• _Given request_
Transcribe all of the records precisely as they are presented.

• _Records for the task_

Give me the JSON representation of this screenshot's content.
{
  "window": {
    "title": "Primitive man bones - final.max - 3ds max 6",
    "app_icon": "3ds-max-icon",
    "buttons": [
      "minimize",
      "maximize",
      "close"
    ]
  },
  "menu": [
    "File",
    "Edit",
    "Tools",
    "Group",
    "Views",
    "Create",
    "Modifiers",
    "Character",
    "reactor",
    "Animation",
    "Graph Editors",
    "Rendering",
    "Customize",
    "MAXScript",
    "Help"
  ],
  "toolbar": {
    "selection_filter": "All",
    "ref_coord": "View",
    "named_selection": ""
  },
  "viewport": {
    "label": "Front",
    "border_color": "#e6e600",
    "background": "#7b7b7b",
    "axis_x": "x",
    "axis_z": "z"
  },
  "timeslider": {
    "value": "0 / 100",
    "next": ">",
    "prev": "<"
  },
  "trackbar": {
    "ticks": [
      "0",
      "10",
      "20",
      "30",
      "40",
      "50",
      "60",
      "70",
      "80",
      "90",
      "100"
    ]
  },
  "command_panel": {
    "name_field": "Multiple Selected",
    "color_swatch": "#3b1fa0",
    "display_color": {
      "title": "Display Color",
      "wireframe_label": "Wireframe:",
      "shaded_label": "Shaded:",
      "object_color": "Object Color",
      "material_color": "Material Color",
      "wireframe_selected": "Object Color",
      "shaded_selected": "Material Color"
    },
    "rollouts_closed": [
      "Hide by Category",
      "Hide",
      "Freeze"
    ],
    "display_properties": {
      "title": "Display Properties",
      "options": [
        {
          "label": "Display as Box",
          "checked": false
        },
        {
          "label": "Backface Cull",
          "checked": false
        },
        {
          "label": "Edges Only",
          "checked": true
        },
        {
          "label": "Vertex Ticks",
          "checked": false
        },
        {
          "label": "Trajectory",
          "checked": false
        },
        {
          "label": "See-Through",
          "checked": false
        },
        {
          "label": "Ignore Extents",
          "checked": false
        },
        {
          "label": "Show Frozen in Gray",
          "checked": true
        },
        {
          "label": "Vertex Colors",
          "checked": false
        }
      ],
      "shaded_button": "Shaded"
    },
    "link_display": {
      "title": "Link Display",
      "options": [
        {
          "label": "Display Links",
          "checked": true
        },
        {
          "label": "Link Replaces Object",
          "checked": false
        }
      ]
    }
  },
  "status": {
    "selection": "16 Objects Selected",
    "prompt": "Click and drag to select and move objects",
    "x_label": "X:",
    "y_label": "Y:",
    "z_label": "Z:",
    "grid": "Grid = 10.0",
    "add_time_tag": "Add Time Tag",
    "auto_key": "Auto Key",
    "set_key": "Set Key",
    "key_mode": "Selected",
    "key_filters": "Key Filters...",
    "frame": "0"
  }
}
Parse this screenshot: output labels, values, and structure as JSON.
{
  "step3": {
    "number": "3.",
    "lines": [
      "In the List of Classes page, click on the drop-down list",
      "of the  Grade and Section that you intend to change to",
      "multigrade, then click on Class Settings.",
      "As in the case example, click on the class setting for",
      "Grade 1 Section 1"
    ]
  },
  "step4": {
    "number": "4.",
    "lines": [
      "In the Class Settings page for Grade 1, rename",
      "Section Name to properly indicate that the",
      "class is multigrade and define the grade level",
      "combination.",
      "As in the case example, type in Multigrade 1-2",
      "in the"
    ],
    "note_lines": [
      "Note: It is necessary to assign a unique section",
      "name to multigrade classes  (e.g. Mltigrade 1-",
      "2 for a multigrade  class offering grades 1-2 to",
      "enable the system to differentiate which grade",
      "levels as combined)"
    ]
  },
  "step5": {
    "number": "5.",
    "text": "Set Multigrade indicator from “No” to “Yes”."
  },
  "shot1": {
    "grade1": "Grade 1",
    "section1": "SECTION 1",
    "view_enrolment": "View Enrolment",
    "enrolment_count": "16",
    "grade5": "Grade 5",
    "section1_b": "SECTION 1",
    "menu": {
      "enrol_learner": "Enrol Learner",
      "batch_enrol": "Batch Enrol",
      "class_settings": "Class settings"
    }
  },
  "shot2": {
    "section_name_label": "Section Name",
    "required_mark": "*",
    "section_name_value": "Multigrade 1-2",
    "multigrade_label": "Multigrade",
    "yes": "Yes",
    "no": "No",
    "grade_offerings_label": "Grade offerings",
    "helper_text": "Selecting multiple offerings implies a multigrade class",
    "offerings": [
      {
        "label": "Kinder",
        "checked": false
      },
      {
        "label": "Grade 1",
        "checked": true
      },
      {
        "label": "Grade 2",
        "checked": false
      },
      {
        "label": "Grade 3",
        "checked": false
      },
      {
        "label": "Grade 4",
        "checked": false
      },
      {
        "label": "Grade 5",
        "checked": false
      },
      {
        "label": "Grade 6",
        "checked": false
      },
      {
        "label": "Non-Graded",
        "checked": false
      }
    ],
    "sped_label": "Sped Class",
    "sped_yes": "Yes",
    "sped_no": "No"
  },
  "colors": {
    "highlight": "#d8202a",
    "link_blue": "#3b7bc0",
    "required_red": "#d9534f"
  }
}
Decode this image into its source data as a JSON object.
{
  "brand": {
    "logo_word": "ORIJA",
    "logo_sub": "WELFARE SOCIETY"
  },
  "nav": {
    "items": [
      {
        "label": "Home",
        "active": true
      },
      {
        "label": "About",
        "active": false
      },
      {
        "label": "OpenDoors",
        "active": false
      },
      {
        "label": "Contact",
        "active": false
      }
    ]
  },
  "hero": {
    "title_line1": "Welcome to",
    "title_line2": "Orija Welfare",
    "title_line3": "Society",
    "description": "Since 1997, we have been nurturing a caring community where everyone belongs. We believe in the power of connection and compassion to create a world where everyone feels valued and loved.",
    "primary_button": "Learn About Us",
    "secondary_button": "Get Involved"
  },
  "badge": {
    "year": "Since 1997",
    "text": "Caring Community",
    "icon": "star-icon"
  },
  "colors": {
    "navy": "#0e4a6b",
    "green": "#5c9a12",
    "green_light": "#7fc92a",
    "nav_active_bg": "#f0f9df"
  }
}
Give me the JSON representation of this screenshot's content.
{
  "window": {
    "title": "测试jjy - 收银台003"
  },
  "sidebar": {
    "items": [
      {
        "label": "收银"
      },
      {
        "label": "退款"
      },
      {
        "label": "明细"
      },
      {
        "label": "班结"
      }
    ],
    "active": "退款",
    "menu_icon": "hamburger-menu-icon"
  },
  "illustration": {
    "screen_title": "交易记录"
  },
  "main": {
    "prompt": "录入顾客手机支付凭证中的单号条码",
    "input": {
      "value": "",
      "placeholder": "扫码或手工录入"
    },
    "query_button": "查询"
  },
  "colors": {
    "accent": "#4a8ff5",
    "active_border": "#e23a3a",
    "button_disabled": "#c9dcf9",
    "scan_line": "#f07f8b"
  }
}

• _Solution to this problem_
Give me the JSON representation of this screenshot's content.
{
  "window": {
    "title": "Primitive man bones - final.max - 3ds max 6",
    "app_icon": "3ds-max-icon",
    "buttons": [
      "minimize",
      "maximize",
      "close"
    ]
  },
  "menu": [
    "File",
    "Edit",
    "Tools",
    "Group",
    "Views",
    "Create",
    "Modifiers",
    "Character",
    "reactor",
    "Animation",
    "Graph Editors",
    "Rendering",
    "Customize",
    "MAXScript",
    "Help"
  ],
  "toolbar": {
    "selection_filter": "All",
    "ref_coord": "View",
    "named_selection": ""
  },
  "viewport": {
    "label": "Front",
    "border_color": "#e6e600",
    "background": "#7b7b7b",
    "axis_x": "x",
    "axis_z": "z"
  },
  "timeslider": {
    "value": "0 / 100",
    "next": ">",
    "prev": "<"
  },
  "trackbar": {
    "ticks": [
      "0",
      "10",
      "20",
      "30",
      "40",
      "50",
      "60",
      "70",
      "80",
      "90",
      "100"
    ]
  },
  "command_panel": {
    "name_field": "Multiple Selected",
    "color_swatch": "#3b1fa0",
    "display_color": {
      "title": "Display Color",
      "wireframe_label": "Wireframe:",
      "shaded_label": "Shaded:",
      "object_color": "Object Color",
      "material_color": "Material Color",
      "wireframe_selected": "Object Color",
      "shaded_selected": "Material Color"
    },
    "rollouts_closed": [
      "Hide by Category",
      "Hide",
      "Freeze"
    ],
    "display_properties": {
      "title": "Display Properties",
      "options": [
        {
          "label": "Display as Box",
          "checked": false
        },
        {
          "label": "Backface Cull",
          "checked": false
        },
        {
          "label": "Edges Only",
          "checked": true
        },
        {
          "label": "Vertex Ticks",
          "checked": false
        },
        {
          "label": "Trajectory",
          "checked": false
        },
        {
          "label": "See-Through",
          "checked": false
        },
        {
          "label": "Ignore Extents",
          "checked": false
        },
        {
          "label": "Show Frozen in Gray",
          "checked": true
        },
        {
          "label": "Vertex Colors",
          "checked": false
        }
      ],
      "shaded_button": "Shaded"
    },
    "link_display": {
      "title": "Link Display",
      "options": [
        {
          "label": "Display Links",
          "checked": true
        },
        {
          "label": "Link Replaces Object",
          "checked": false
        }
      ]
    }
  },
  "status": {
    "selection": "16 Objects Selected",
    "prompt": "Click and drag to select and move objects",
    "x_label": "X:",
    "y_label": "Y:",
    "z_label": "Z:",
    "grid": "Grid = 10.0",
    "add_time_tag": "Add Time Tag",
    "auto_key": "Auto Key",
    "set_key": "Set Key",
    "key_mode": "Selected",
    "key_filters": "Key Filters...",
    "frame": "0"
  }
}
Parse this screenshot: output labels, values, and structure as JSON.
{
  "step3": {
    "number": "3.",
    "lines": [
      "In the List of Classes page, click on the drop-down list",
      "of the  Grade and Section that you intend to change to",
      "multigrade, then click on Class Settings.",
      "As in the case example, click on the class setting for",
      "Grade 1 Section 1"
    ]
  },
  "step4": {
    "number": "4.",
    "lines": [
      "In the Class Settings page for Grade 1, rename",
      "Section Name to properly indicate that the",
      "class is multigrade and define the grade level",
      "combination.",
      "As in the case example, type in Multigrade 1-2",
      "in the"
    ],
    "note_lines": [
      "Note: It is necessary to assign a unique section",
      "name to multigrade classes  (e.g. Mltigrade 1-",
      "2 for a multigrade  class offering grades 1-2 to",
      "enable the system to differentiate which grade",
      "levels as combined)"
    ]
  },
  "step5": {
    "number": "5.",
    "text": "Set Multigrade indicator from “No” to “Yes”."
  },
  "shot1": {
    "grade1": "Grade 1",
    "section1": "SECTION 1",
    "view_enrolment": "View Enrolment",
    "enrolment_count": "16",
    "grade5": "Grade 5",
    "section1_b": "SECTION 1",
    "menu": {
      "enrol_learner": "Enrol Learner",
      "batch_enrol": "Batch Enrol",
      "class_settings": "Class settings"
    }
  },
  "shot2": {
    "section_name_label": "Section Name",
    "required_mark": "*",
    "section_name_value": "Multigrade 1-2",
    "multigrade_label": "Multigrade",
    "yes": "Yes",
    "no": "No",
    "grade_offerings_label": "Grade offerings",
    "helper_text": "Selecting multiple offerings implies a multigrade class",
    "offerings": [
      {
        "label": "Kinder",
        "checked": false
      },
      {
        "label": "Grade 1",
        "checked": true
      },
      {
        "label": "Grade 2",
        "checked": false
      },
      {
        "label": "Grade 3",
        "checked": false
      },
      {
        "label": "Grade 4",
        "checked": false
      },
      {
        "label": "Grade 5",
        "checked": false
      },
      {
        "label": "Grade 6",
        "checked": false
      },
      {
        "label": "Non-Graded",
        "checked": false
      }
    ],
    "sped_label": "Sped Class",
    "sped_yes": "Yes",
    "sped_no": "No"
  },
  "colors": {
    "highlight": "#d8202a",
    "link_blue": "#3b7bc0",
    "required_red": "#d9534f"
  }
}
Decode this image into its source data as a JSON object.
{
  "brand": {
    "logo_word": "ORIJA",
    "logo_sub": "WELFARE SOCIETY"
  },
  "nav": {
    "items": [
      {
        "label": "Home",
        "active": true
      },
      {
        "label": "About",
        "active": false
      },
      {
        "label": "OpenDoors",
        "active": false
      },
      {
        "label": "Contact",
        "active": false
      }
    ]
  },
  "hero": {
    "title_line1": "Welcome to",
    "title_line2": "Orija Welfare",
    "title_line3": "Society",
    "description": "Since 1997, we have been nurturing a caring community where everyone belongs. We believe in the power of connection and compassion to create a world where everyone feels valued and loved.",
    "primary_button": "Learn About Us",
    "secondary_button": "Get Involved"
  },
  "badge": {
    "year": "Since 1997",
    "text": "Caring Community",
    "icon": "star-icon"
  },
  "colors": {
    "navy": "#0e4a6b",
    "green": "#5c9a12",
    "green_light": "#7fc92a",
    "nav_active_bg": "#f0f9df"
  }
}
Give me the JSON representation of this screenshot's content.
{
  "window": {
    "title": "测试jjy - 收银台003"
  },
  "sidebar": {
    "items": [
      {
        "label": "收银"
      },
      {
        "label": "退款"
      },
      {
        "label": "明细"
      },
      {
        "label": "班结"
      }
    ],
    "active": "退款",
    "menu_icon": "hamburger-menu-icon"
  },
  "illustration": {
    "screen_title": "交易记录"
  },
  "main": {
    "prompt": "录入顾客手机支付凭证中的单号条码",
    "input": {
      "value": "",
      "placeholder": "扫码或手工录入"
    },
    "query_button": "查询"
  },
  "colors": {
    "accent": "#4a8ff5",
    "active_border": "#e23a3a",
    "button_disabled": "#c9dcf9",
    "scan_line": "#f07f8b"
  }
}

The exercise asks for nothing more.